▶ **Short task**
Each entry below should be echoed exactly, with pictures omitted.

▶ **Task material**
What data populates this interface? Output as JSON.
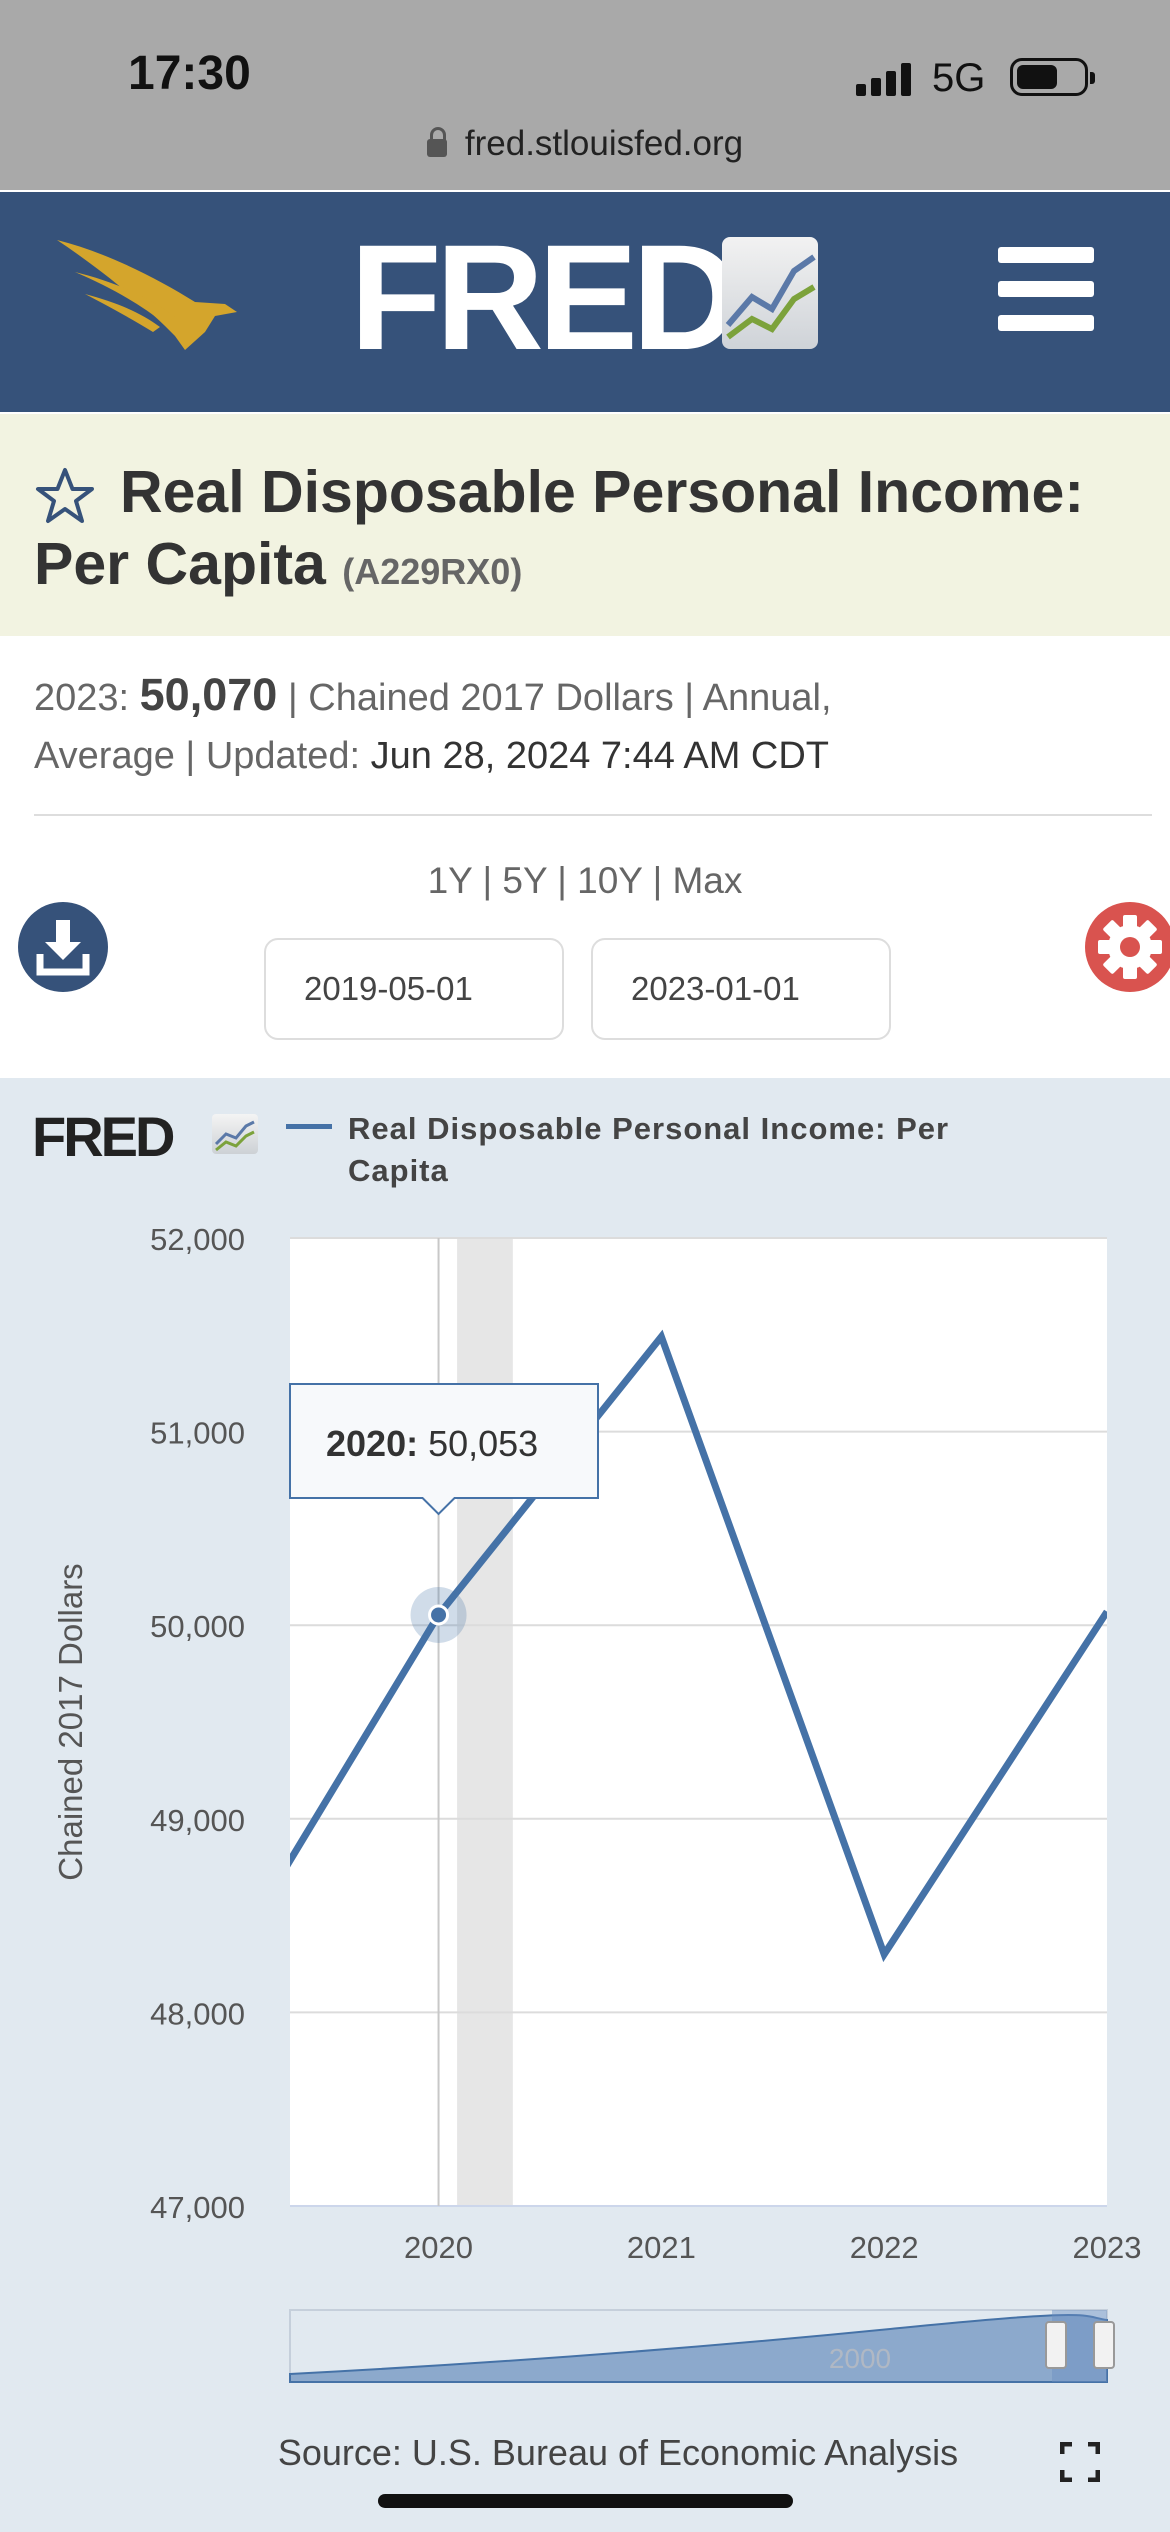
{
  "status_bar": {
    "time": "17:30",
    "network": "5G"
  },
  "browser": {
    "url": "fred.stlouisfed.org"
  },
  "header": {
    "logo_text": "FRED",
    "logo_registered": "®"
  },
  "series": {
    "title": "Real Disposable Personal Income: Per Capita",
    "id": "(A229RX0)",
    "latest_label": "2023:",
    "latest_value": "50,070",
    "units": "| Chained 2017 Dollars | Annual,",
    "frequency_line": "Average | Updated:",
    "updated": "Jun 28, 2024 7:44 AM CDT"
  },
  "range_buttons": [
    "1Y",
    "5Y",
    "10Y",
    "Max"
  ],
  "date_range": {
    "start": "2019-05-01",
    "end": "2023-01-01"
  },
  "chart_panel": {
    "fred_mini": "FRED",
    "legend_label": "Real Disposable Personal Income: Per Capita",
    "source": "Source: U.S. Bureau of Economic Analysis",
    "navigator_label": "2000"
  },
  "colors": {
    "header_bg": "#36527a",
    "series_line": "#4572a7",
    "settings": "#d9534f",
    "title_band": "#f2f3e1",
    "chart_bg": "#e1e9f0"
  },
  "icons": [
    "lock-icon",
    "eagle-logo-icon",
    "menu-icon",
    "star-icon",
    "download-icon",
    "gear-icon",
    "fullscreen-icon"
  ],
  "chart_data": {
    "type": "line",
    "title": "",
    "ylabel": "Chained 2017 Dollars",
    "xlabel": "",
    "x": [
      "2019",
      "2020",
      "2021",
      "2022",
      "2023"
    ],
    "ylim": [
      47000,
      52000
    ],
    "yticks": [
      "47,000",
      "48,000",
      "49,000",
      "50,000",
      "51,000",
      "52,000"
    ],
    "xticks": [
      "2020",
      "2021",
      "2022",
      "2023"
    ],
    "series": [
      {
        "name": "Real Disposable Personal Income: Per Capita",
        "values": [
          48150,
          50053,
          51490,
          48300,
          50070
        ]
      }
    ],
    "recession_shading": {
      "start": "2020-02",
      "end": "2020-04"
    },
    "tooltip": {
      "label": "2020:",
      "value": "50,053"
    },
    "grid": true,
    "legend": "top"
  }
}
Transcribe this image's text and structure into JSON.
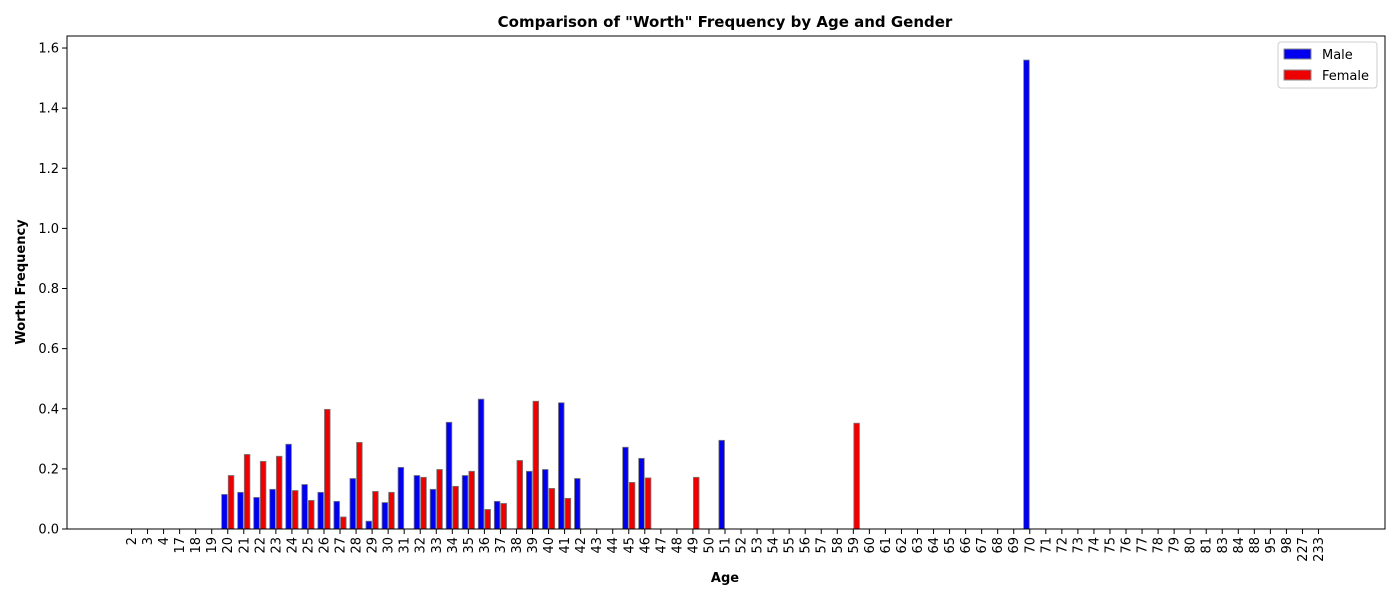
{
  "chart_data": {
    "type": "bar",
    "title": "Comparison of \"Worth\" Frequency by Age and Gender",
    "xlabel": "Age",
    "ylabel": "Worth Frequency",
    "ylim": [
      0,
      1.64
    ],
    "yticks": [
      "0.0",
      "0.2",
      "0.4",
      "0.6",
      "0.8",
      "1.0",
      "1.2",
      "1.4",
      "1.6"
    ],
    "legend_position": "top-right",
    "grid": false,
    "categories": [
      "2",
      "3",
      "4",
      "17",
      "18",
      "19",
      "20",
      "21",
      "22",
      "23",
      "24",
      "25",
      "26",
      "27",
      "28",
      "29",
      "30",
      "31",
      "32",
      "33",
      "34",
      "35",
      "36",
      "37",
      "38",
      "39",
      "40",
      "41",
      "42",
      "43",
      "44",
      "45",
      "46",
      "47",
      "48",
      "49",
      "50",
      "51",
      "52",
      "53",
      "54",
      "55",
      "56",
      "57",
      "58",
      "59",
      "60",
      "61",
      "62",
      "63",
      "64",
      "65",
      "66",
      "67",
      "68",
      "69",
      "70",
      "71",
      "72",
      "73",
      "74",
      "75",
      "76",
      "77",
      "78",
      "79",
      "80",
      "81",
      "83",
      "84",
      "88",
      "95",
      "98",
      "227",
      "233"
    ],
    "series": [
      {
        "name": "Male",
        "color": "#0000ee",
        "values": [
          0,
          0,
          0,
          0,
          0,
          0,
          0.115,
          0.122,
          0.105,
          0.132,
          0.282,
          0.148,
          0.122,
          0.092,
          0.168,
          0.026,
          0.088,
          0.205,
          0.178,
          0.132,
          0.355,
          0.178,
          0.432,
          0.092,
          0,
          0.192,
          0.198,
          0.42,
          0.168,
          0,
          0,
          0.272,
          0.235,
          0,
          0,
          0,
          0,
          0.295,
          0,
          0,
          0,
          0,
          0,
          0,
          0,
          0,
          0,
          0,
          0,
          0,
          0,
          0,
          0,
          0,
          0,
          0,
          1.56,
          0,
          0,
          0,
          0,
          0,
          0,
          0,
          0,
          0,
          0,
          0,
          0,
          0,
          0,
          0,
          0,
          0,
          0
        ]
      },
      {
        "name": "Female",
        "color": "#ee0000",
        "values": [
          0,
          0,
          0,
          0,
          0,
          0,
          0.178,
          0.248,
          0.225,
          0.242,
          0.128,
          0.095,
          0.398,
          0.04,
          0.288,
          0.125,
          0.122,
          0,
          0.172,
          0.198,
          0.142,
          0.192,
          0.065,
          0.085,
          0.228,
          0.425,
          0.135,
          0.102,
          0,
          0,
          0,
          0.155,
          0.17,
          0,
          0,
          0.172,
          0,
          0,
          0,
          0,
          0,
          0,
          0,
          0,
          0,
          0.352,
          0,
          0,
          0,
          0,
          0,
          0,
          0,
          0,
          0,
          0,
          0,
          0,
          0,
          0,
          0,
          0,
          0,
          0,
          0,
          0,
          0,
          0,
          0,
          0,
          0,
          0,
          0,
          0,
          0
        ]
      }
    ]
  }
}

▶ **Response to this exercise**
What data populates this interface? Output as JSON.
{
  "status_bar": {
    "time": "17:30",
    "network": "5G"
  },
  "browser": {
    "url": "fred.stlouisfed.org"
  },
  "header": {
    "logo_text": "FRED",
    "logo_registered": "®"
  },
  "series": {
    "title": "Real Disposable Personal Income: Per Capita",
    "id": "(A229RX0)",
    "latest_label": "2023:",
    "latest_value": "50,070",
    "units": "| Chained 2017 Dollars | Annual,",
    "frequency_line": "Average | Updated:",
    "updated": "Jun 28, 2024 7:44 AM CDT"
  },
  "range_buttons": [
    "1Y",
    "5Y",
    "10Y",
    "Max"
  ],
  "date_range": {
    "start": "2019-05-01",
    "end": "2023-01-01"
  },
  "chart_panel": {
    "fred_mini": "FRED",
    "legend_label": "Real Disposable Personal Income: Per Capita",
    "source": "Source: U.S. Bureau of Economic Analysis",
    "navigator_label": "2000"
  },
  "colors": {
    "header_bg": "#36527a",
    "series_line": "#4572a7",
    "settings": "#d9534f",
    "title_band": "#f2f3e1",
    "chart_bg": "#e1e9f0"
  },
  "icons": [
    "lock-icon",
    "eagle-logo-icon",
    "menu-icon",
    "star-icon",
    "download-icon",
    "gear-icon",
    "fullscreen-icon"
  ],
  "chart_data": {
    "type": "line",
    "title": "",
    "ylabel": "Chained 2017 Dollars",
    "xlabel": "",
    "x": [
      "2019",
      "2020",
      "2021",
      "2022",
      "2023"
    ],
    "ylim": [
      47000,
      52000
    ],
    "yticks": [
      "47,000",
      "48,000",
      "49,000",
      "50,000",
      "51,000",
      "52,000"
    ],
    "xticks": [
      "2020",
      "2021",
      "2022",
      "2023"
    ],
    "series": [
      {
        "name": "Real Disposable Personal Income: Per Capita",
        "values": [
          48150,
          50053,
          51490,
          48300,
          50070
        ]
      }
    ],
    "recession_shading": {
      "start": "2020-02",
      "end": "2020-04"
    },
    "tooltip": {
      "label": "2020:",
      "value": "50,053"
    },
    "grid": true,
    "legend": "top"
  }
}
Transcribe this image's text and structure into JSON.
{
  "chart_data": {
    "type": "bar",
    "title": "Comparison of \"Worth\" Frequency by Age and Gender",
    "xlabel": "Age",
    "ylabel": "Worth Frequency",
    "ylim": [
      0,
      1.64
    ],
    "yticks": [
      "0.0",
      "0.2",
      "0.4",
      "0.6",
      "0.8",
      "1.0",
      "1.2",
      "1.4",
      "1.6"
    ],
    "legend_position": "top-right",
    "grid": false,
    "categories": [
      "2",
      "3",
      "4",
      "17",
      "18",
      "19",
      "20",
      "21",
      "22",
      "23",
      "24",
      "25",
      "26",
      "27",
      "28",
      "29",
      "30",
      "31",
      "32",
      "33",
      "34",
      "35",
      "36",
      "37",
      "38",
      "39",
      "40",
      "41",
      "42",
      "43",
      "44",
      "45",
      "46",
      "47",
      "48",
      "49",
      "50",
      "51",
      "52",
      "53",
      "54",
      "55",
      "56",
      "57",
      "58",
      "59",
      "60",
      "61",
      "62",
      "63",
      "64",
      "65",
      "66",
      "67",
      "68",
      "69",
      "70",
      "71",
      "72",
      "73",
      "74",
      "75",
      "76",
      "77",
      "78",
      "79",
      "80",
      "81",
      "83",
      "84",
      "88",
      "95",
      "98",
      "227",
      "233"
    ],
    "series": [
      {
        "name": "Male",
        "color": "#0000ee",
        "values": [
          0,
          0,
          0,
          0,
          0,
          0,
          0.115,
          0.122,
          0.105,
          0.132,
          0.282,
          0.148,
          0.122,
          0.092,
          0.168,
          0.026,
          0.088,
          0.205,
          0.178,
          0.132,
          0.355,
          0.178,
          0.432,
          0.092,
          0,
          0.192,
          0.198,
          0.42,
          0.168,
          0,
          0,
          0.272,
          0.235,
          0,
          0,
          0,
          0,
          0.295,
          0,
          0,
          0,
          0,
          0,
          0,
          0,
          0,
          0,
          0,
          0,
          0,
          0,
          0,
          0,
          0,
          0,
          0,
          1.56,
          0,
          0,
          0,
          0,
          0,
          0,
          0,
          0,
          0,
          0,
          0,
          0,
          0,
          0,
          0,
          0,
          0,
          0
        ]
      },
      {
        "name": "Female",
        "color": "#ee0000",
        "values": [
          0,
          0,
          0,
          0,
          0,
          0,
          0.178,
          0.248,
          0.225,
          0.242,
          0.128,
          0.095,
          0.398,
          0.04,
          0.288,
          0.125,
          0.122,
          0,
          0.172,
          0.198,
          0.142,
          0.192,
          0.065,
          0.085,
          0.228,
          0.425,
          0.135,
          0.102,
          0,
          0,
          0,
          0.155,
          0.17,
          0,
          0,
          0.172,
          0,
          0,
          0,
          0,
          0,
          0,
          0,
          0,
          0,
          0.352,
          0,
          0,
          0,
          0,
          0,
          0,
          0,
          0,
          0,
          0,
          0,
          0,
          0,
          0,
          0,
          0,
          0,
          0,
          0,
          0,
          0,
          0,
          0,
          0,
          0,
          0,
          0,
          0,
          0
        ]
      }
    ]
  }
}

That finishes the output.